- [LISTED RECORDS]:
[Start]

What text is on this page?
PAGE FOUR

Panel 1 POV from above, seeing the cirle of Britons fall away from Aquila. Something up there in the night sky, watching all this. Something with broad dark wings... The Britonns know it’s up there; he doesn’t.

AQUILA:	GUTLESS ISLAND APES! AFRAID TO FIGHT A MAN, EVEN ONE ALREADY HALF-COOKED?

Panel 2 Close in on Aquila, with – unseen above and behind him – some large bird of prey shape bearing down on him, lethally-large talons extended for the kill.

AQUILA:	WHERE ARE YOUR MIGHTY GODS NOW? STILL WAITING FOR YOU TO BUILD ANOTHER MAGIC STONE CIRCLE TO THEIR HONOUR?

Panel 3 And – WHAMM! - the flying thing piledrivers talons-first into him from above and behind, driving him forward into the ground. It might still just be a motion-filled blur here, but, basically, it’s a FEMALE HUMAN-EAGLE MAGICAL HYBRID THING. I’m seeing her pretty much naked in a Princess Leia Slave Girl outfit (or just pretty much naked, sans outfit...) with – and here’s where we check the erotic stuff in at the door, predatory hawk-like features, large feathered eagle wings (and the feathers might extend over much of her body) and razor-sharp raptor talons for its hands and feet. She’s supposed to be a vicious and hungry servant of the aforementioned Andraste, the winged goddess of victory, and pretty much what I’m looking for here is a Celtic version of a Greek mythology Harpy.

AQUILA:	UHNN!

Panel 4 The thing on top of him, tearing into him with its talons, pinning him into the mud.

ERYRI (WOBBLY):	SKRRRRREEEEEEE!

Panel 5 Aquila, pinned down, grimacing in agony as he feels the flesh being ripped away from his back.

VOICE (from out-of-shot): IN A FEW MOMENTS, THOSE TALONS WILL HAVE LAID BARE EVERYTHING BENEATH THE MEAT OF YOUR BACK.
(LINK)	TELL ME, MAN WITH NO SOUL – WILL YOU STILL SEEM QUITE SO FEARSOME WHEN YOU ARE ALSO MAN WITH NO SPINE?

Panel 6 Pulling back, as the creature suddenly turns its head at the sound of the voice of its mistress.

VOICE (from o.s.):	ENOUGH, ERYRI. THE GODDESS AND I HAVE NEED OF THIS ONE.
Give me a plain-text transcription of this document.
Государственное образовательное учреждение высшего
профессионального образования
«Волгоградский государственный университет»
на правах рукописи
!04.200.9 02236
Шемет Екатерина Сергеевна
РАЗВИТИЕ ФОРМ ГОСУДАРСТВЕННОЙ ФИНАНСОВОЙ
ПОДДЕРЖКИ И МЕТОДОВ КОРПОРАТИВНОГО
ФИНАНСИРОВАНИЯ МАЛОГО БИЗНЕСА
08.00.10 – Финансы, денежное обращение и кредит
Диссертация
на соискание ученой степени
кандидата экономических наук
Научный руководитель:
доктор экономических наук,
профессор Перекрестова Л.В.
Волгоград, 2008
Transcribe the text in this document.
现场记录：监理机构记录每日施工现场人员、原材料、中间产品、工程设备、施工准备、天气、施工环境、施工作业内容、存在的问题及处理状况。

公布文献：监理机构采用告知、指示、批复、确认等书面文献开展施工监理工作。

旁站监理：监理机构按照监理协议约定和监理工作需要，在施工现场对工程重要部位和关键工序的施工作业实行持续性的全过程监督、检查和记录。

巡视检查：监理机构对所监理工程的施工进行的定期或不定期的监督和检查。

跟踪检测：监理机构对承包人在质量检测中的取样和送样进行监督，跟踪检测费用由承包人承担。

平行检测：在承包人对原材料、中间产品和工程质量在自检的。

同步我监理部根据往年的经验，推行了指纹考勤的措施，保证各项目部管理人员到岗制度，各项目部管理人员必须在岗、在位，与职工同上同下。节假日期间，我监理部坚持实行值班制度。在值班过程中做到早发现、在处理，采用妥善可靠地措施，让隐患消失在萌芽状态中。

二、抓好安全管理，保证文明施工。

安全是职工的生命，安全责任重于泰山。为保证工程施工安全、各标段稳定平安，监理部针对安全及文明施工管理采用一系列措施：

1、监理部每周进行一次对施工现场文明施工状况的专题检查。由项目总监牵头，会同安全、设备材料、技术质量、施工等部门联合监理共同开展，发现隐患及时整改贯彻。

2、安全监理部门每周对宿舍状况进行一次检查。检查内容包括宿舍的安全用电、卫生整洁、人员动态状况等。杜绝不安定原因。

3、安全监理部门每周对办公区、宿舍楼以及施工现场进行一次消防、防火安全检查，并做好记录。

[End]

- [BRIEF]: Write out every record shown above, word for word.

- [FULL OUTPUT]:
What text is on this page?
PAGE FOUR

Panel 1 POV from above, seeing the cirle of Britons fall away from Aquila. Something up there in the night sky, watching all this. Something with broad dark wings... The Britonns know it’s up there; he doesn’t.

AQUILA:	GUTLESS ISLAND APES! AFRAID TO FIGHT A MAN, EVEN ONE ALREADY HALF-COOKED?

Panel 2 Close in on Aquila, with – unseen above and behind him – some large bird of prey shape bearing down on him, lethally-large talons extended for the kill.

AQUILA:	WHERE ARE YOUR MIGHTY GODS NOW? STILL WAITING FOR YOU TO BUILD ANOTHER MAGIC STONE CIRCLE TO THEIR HONOUR?

Panel 3 And – WHAMM! - the flying thing piledrivers talons-first into him from above and behind, driving him forward into the ground. It might still just be a motion-filled blur here, but, basically, it’s a FEMALE HUMAN-EAGLE MAGICAL HYBRID THING. I’m seeing her pretty much naked in a Princess Leia Slave Girl outfit (or just pretty much naked, sans outfit...) with – and here’s where we check the erotic stuff in at the door, predatory hawk-like features, large feathered eagle wings (and the feathers might extend over much of her body) and razor-sharp raptor talons for its hands and feet. She’s supposed to be a vicious and hungry servant of the aforementioned Andraste, the winged goddess of victory, and pretty much what I’m looking for here is a Celtic version of a Greek mythology Harpy.

AQUILA:	UHNN!

Panel 4 The thing on top of him, tearing into him with its talons, pinning him into the mud.

ERYRI (WOBBLY):	SKRRRRREEEEEEE!

Panel 5 Aquila, pinned down, grimacing in agony as he feels the flesh being ripped away from his back.

VOICE (from out-of-shot): IN A FEW MOMENTS, THOSE TALONS WILL HAVE LAID BARE EVERYTHING BENEATH THE MEAT OF YOUR BACK.
(LINK)	TELL ME, MAN WITH NO SOUL – WILL YOU STILL SEEM QUITE SO FEARSOME WHEN YOU ARE ALSO MAN WITH NO SPINE?

Panel 6 Pulling back, as the creature suddenly turns its head at the sound of the voice of its mistress.

VOICE (from o.s.):	ENOUGH, ERYRI. THE GODDESS AND I HAVE NEED OF THIS ONE.
Give me a plain-text transcription of this document.
Государственное образовательное учреждение высшего
профессионального образования
«Волгоградский государственный университет»
на правах рукописи
!04.200.9 02236
Шемет Екатерина Сергеевна
РАЗВИТИЕ ФОРМ ГОСУДАРСТВЕННОЙ ФИНАНСОВОЙ
ПОДДЕРЖКИ И МЕТОДОВ КОРПОРАТИВНОГО
ФИНАНСИРОВАНИЯ МАЛОГО БИЗНЕСА
08.00.10 – Финансы, денежное обращение и кредит
Диссертация
на соискание ученой степени
кандидата экономических наук
Научный руководитель:
доктор экономических наук,
профессор Перекрестова Л.В.
Волгоград, 2008
Transcribe the text in this document.
现场记录：监理机构记录每日施工现场人员、原材料、中间产品、工程设备、施工准备、天气、施工环境、施工作业内容、存在的问题及处理状况。

公布文献：监理机构采用告知、指示、批复、确认等书面文献开展施工监理工作。

旁站监理：监理机构按照监理协议约定和监理工作需要，在施工现场对工程重要部位和关键工序的施工作业实行持续性的全过程监督、检查和记录。

巡视检查：监理机构对所监理工程的施工进行的定期或不定期的监督和检查。

跟踪检测：监理机构对承包人在质量检测中的取样和送样进行监督，跟踪检测费用由承包人承担。

平行检测：在承包人对原材料、中间产品和工程质量在自检的。

同步我监理部根据往年的经验，推行了指纹考勤的措施，保证各项目部管理人员到岗制度，各项目部管理人员必须在岗、在位，与职工同上同下。节假日期间，我监理部坚持实行值班制度。在值班过程中做到早发现、在处理，采用妥善可靠地措施，让隐患消失在萌芽状态中。

二、抓好安全管理，保证文明施工。

安全是职工的生命，安全责任重于泰山。为保证工程施工安全、各标段稳定平安，监理部针对安全及文明施工管理采用一系列措施：

1、监理部每周进行一次对施工现场文明施工状况的专题检查。由项目总监牵头，会同安全、设备材料、技术质量、施工等部门联合监理共同开展，发现隐患及时整改贯彻。

2、安全监理部门每周对宿舍状况进行一次检查。检查内容包括宿舍的安全用电、卫生整洁、人员动态状况等。杜绝不安定原因。

3、安全监理部门每周对办公区、宿舍楼以及施工现场进行一次消防、防火安全检查，并做好记录。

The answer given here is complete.